• _Objective_
Reproduce every entry exactly, without alteration.

^^^^^^^^

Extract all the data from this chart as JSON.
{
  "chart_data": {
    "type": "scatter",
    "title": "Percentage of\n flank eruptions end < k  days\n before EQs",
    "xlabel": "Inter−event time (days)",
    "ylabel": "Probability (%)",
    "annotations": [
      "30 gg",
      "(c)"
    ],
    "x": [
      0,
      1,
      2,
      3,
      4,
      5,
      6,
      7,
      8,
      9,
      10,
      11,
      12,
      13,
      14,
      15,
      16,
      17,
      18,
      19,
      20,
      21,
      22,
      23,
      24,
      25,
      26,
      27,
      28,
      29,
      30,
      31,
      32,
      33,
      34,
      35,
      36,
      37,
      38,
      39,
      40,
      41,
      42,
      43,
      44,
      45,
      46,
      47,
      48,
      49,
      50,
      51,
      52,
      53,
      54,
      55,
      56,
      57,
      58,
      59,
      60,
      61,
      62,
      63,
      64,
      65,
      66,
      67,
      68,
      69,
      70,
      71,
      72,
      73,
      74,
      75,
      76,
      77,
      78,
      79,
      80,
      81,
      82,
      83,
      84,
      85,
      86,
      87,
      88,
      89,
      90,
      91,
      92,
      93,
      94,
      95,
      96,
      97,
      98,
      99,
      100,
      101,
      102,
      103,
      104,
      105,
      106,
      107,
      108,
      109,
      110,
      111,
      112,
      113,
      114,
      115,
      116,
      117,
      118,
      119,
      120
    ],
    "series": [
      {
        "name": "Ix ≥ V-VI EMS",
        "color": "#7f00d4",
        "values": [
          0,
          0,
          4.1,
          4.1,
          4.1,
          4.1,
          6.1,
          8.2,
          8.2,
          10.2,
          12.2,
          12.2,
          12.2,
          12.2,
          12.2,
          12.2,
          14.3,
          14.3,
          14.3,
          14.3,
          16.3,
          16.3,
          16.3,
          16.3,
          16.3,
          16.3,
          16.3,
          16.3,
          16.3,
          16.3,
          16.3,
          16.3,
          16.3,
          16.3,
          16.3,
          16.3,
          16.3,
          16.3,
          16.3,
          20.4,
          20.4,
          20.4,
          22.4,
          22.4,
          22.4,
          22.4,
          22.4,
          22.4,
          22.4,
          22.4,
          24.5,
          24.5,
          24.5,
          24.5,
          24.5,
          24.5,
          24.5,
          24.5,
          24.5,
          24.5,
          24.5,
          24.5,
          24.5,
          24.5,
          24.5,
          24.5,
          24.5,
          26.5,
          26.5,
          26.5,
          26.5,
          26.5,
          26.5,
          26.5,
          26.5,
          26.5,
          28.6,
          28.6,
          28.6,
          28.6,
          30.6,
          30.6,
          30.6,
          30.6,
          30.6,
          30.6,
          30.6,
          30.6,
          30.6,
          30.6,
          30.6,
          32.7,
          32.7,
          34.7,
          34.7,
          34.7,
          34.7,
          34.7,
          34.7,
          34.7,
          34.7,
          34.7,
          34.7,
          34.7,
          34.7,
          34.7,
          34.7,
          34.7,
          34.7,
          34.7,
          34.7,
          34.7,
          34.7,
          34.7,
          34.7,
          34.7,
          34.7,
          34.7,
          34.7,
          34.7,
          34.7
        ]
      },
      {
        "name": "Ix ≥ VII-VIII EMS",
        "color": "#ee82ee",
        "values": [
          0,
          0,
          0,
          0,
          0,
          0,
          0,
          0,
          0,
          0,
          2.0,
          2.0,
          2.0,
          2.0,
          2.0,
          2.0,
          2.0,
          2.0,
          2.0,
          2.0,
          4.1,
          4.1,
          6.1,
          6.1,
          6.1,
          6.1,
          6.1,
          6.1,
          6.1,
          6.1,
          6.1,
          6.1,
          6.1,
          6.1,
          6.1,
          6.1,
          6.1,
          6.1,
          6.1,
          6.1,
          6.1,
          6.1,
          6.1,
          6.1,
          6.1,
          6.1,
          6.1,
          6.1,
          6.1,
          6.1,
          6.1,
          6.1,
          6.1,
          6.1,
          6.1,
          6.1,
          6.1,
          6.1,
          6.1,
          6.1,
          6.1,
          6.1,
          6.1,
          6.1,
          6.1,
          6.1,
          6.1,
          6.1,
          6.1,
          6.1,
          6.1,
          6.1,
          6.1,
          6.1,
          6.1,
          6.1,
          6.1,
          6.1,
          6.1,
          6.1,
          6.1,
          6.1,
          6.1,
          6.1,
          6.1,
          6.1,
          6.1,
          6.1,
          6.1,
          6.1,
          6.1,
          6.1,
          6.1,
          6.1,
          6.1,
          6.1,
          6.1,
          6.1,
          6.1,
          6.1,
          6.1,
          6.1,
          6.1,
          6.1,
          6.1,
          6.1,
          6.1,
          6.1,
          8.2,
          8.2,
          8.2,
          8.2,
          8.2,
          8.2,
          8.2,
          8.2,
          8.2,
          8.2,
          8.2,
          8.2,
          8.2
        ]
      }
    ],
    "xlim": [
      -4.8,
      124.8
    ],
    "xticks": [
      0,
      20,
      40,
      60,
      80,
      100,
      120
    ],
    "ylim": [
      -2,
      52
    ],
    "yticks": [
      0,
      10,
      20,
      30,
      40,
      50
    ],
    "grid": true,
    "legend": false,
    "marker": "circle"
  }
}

^^^^^^^^

• _Solution to this task_
Extract all the data from this chart as JSON.
{
  "chart_data": {
    "type": "scatter",
    "title": "Percentage of\n flank eruptions end < k  days\n before EQs",
    "xlabel": "Inter−event time (days)",
    "ylabel": "Probability (%)",
    "annotations": [
      "30 gg",
      "(c)"
    ],
    "x": [
      0,
      1,
      2,
      3,
      4,
      5,
      6,
      7,
      8,
      9,
      10,
      11,
      12,
      13,
      14,
      15,
      16,
      17,
      18,
      19,
      20,
      21,
      22,
      23,
      24,
      25,
      26,
      27,
      28,
      29,
      30,
      31,
      32,
      33,
      34,
      35,
      36,
      37,
      38,
      39,
      40,
      41,
      42,
      43,
      44,
      45,
      46,
      47,
      48,
      49,
      50,
      51,
      52,
      53,
      54,
      55,
      56,
      57,
      58,
      59,
      60,
      61,
      62,
      63,
      64,
      65,
      66,
      67,
      68,
      69,
      70,
      71,
      72,
      73,
      74,
      75,
      76,
      77,
      78,
      79,
      80,
      81,
      82,
      83,
      84,
      85,
      86,
      87,
      88,
      89,
      90,
      91,
      92,
      93,
      94,
      95,
      96,
      97,
      98,
      99,
      100,
      101,
      102,
      103,
      104,
      105,
      106,
      107,
      108,
      109,
      110,
      111,
      112,
      113,
      114,
      115,
      116,
      117,
      118,
      119,
      120
    ],
    "series": [
      {
        "name": "Ix ≥ V-VI EMS",
        "color": "#7f00d4",
        "values": [
          0,
          0,
          4.1,
          4.1,
          4.1,
          4.1,
          6.1,
          8.2,
          8.2,
          10.2,
          12.2,
          12.2,
          12.2,
          12.2,
          12.2,
          12.2,
          14.3,
          14.3,
          14.3,
          14.3,
          16.3,
          16.3,
          16.3,
          16.3,
          16.3,
          16.3,
          16.3,
          16.3,
          16.3,
          16.3,
          16.3,
          16.3,
          16.3,
          16.3,
          16.3,
          16.3,
          16.3,
          16.3,
          16.3,
          20.4,
          20.4,
          20.4,
          22.4,
          22.4,
          22.4,
          22.4,
          22.4,
          22.4,
          22.4,
          22.4,
          24.5,
          24.5,
          24.5,
          24.5,
          24.5,
          24.5,
          24.5,
          24.5,
          24.5,
          24.5,
          24.5,
          24.5,
          24.5,
          24.5,
          24.5,
          24.5,
          24.5,
          26.5,
          26.5,
          26.5,
          26.5,
          26.5,
          26.5,
          26.5,
          26.5,
          26.5,
          28.6,
          28.6,
          28.6,
          28.6,
          30.6,
          30.6,
          30.6,
          30.6,
          30.6,
          30.6,
          30.6,
          30.6,
          30.6,
          30.6,
          30.6,
          32.7,
          32.7,
          34.7,
          34.7,
          34.7,
          34.7,
          34.7,
          34.7,
          34.7,
          34.7,
          34.7,
          34.7,
          34.7,
          34.7,
          34.7,
          34.7,
          34.7,
          34.7,
          34.7,
          34.7,
          34.7,
          34.7,
          34.7,
          34.7,
          34.7,
          34.7,
          34.7,
          34.7,
          34.7,
          34.7
        ]
      },
      {
        "name": "Ix ≥ VII-VIII EMS",
        "color": "#ee82ee",
        "values": [
          0,
          0,
          0,
          0,
          0,
          0,
          0,
          0,
          0,
          0,
          2.0,
          2.0,
          2.0,
          2.0,
          2.0,
          2.0,
          2.0,
          2.0,
          2.0,
          2.0,
          4.1,
          4.1,
          6.1,
          6.1,
          6.1,
          6.1,
          6.1,
          6.1,
          6.1,
          6.1,
          6.1,
          6.1,
          6.1,
          6.1,
          6.1,
          6.1,
          6.1,
          6.1,
          6.1,
          6.1,
          6.1,
          6.1,
          6.1,
          6.1,
          6.1,
          6.1,
          6.1,
          6.1,
          6.1,
          6.1,
          6.1,
          6.1,
          6.1,
          6.1,
          6.1,
          6.1,
          6.1,
          6.1,
          6.1,
          6.1,
          6.1,
          6.1,
          6.1,
          6.1,
          6.1,
          6.1,
          6.1,
          6.1,
          6.1,
          6.1,
          6.1,
          6.1,
          6.1,
          6.1,
          6.1,
          6.1,
          6.1,
          6.1,
          6.1,
          6.1,
          6.1,
          6.1,
          6.1,
          6.1,
          6.1,
          6.1,
          6.1,
          6.1,
          6.1,
          6.1,
          6.1,
          6.1,
          6.1,
          6.1,
          6.1,
          6.1,
          6.1,
          6.1,
          6.1,
          6.1,
          6.1,
          6.1,
          6.1,
          6.1,
          6.1,
          6.1,
          6.1,
          6.1,
          8.2,
          8.2,
          8.2,
          8.2,
          8.2,
          8.2,
          8.2,
          8.2,
          8.2,
          8.2,
          8.2,
          8.2,
          8.2
        ]
      }
    ],
    "xlim": [
      -4.8,
      124.8
    ],
    "xticks": [
      0,
      20,
      40,
      60,
      80,
      100,
      120
    ],
    "ylim": [
      -2,
      52
    ],
    "yticks": [
      0,
      10,
      20,
      30,
      40,
      50
    ],
    "grid": true,
    "legend": false,
    "marker": "circle"
  }
}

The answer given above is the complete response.